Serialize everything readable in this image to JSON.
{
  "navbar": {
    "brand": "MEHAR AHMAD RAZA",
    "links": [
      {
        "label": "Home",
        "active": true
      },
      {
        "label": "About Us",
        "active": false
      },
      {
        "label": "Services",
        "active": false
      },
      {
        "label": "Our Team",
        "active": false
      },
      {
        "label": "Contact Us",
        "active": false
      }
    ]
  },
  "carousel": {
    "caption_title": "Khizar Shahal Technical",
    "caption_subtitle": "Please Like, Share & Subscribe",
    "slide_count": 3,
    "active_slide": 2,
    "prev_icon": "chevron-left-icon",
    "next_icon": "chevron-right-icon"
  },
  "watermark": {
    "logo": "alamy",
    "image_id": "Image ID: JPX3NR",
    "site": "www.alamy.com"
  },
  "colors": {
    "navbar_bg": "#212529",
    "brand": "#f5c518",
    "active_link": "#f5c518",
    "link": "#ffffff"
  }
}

================

Your task is to extract all of the records exactly.

### [TASK SOLUTION]
Serialize everything readable in this image to JSON.
{
  "navbar": {
    "brand": "MEHAR AHMAD RAZA",
    "links": [
      {
        "label": "Home",
        "active": true
      },
      {
        "label": "About Us",
        "active": false
      },
      {
        "label": "Services",
        "active": false
      },
      {
        "label": "Our Team",
        "active": false
      },
      {
        "label": "Contact Us",
        "active": false
      }
    ]
  },
  "carousel": {
    "caption_title": "Khizar Shahal Technical",
    "caption_subtitle": "Please Like, Share & Subscribe",
    "slide_count": 3,
    "active_slide": 2,
    "prev_icon": "chevron-left-icon",
    "next_icon": "chevron-right-icon"
  },
  "watermark": {
    "logo": "alamy",
    "image_id": "Image ID: JPX3NR",
    "site": "www.alamy.com"
  },
  "colors": {
    "navbar_bg": "#212529",
    "brand": "#f5c518",
    "active_link": "#f5c518",
    "link": "#ffffff"
  }
}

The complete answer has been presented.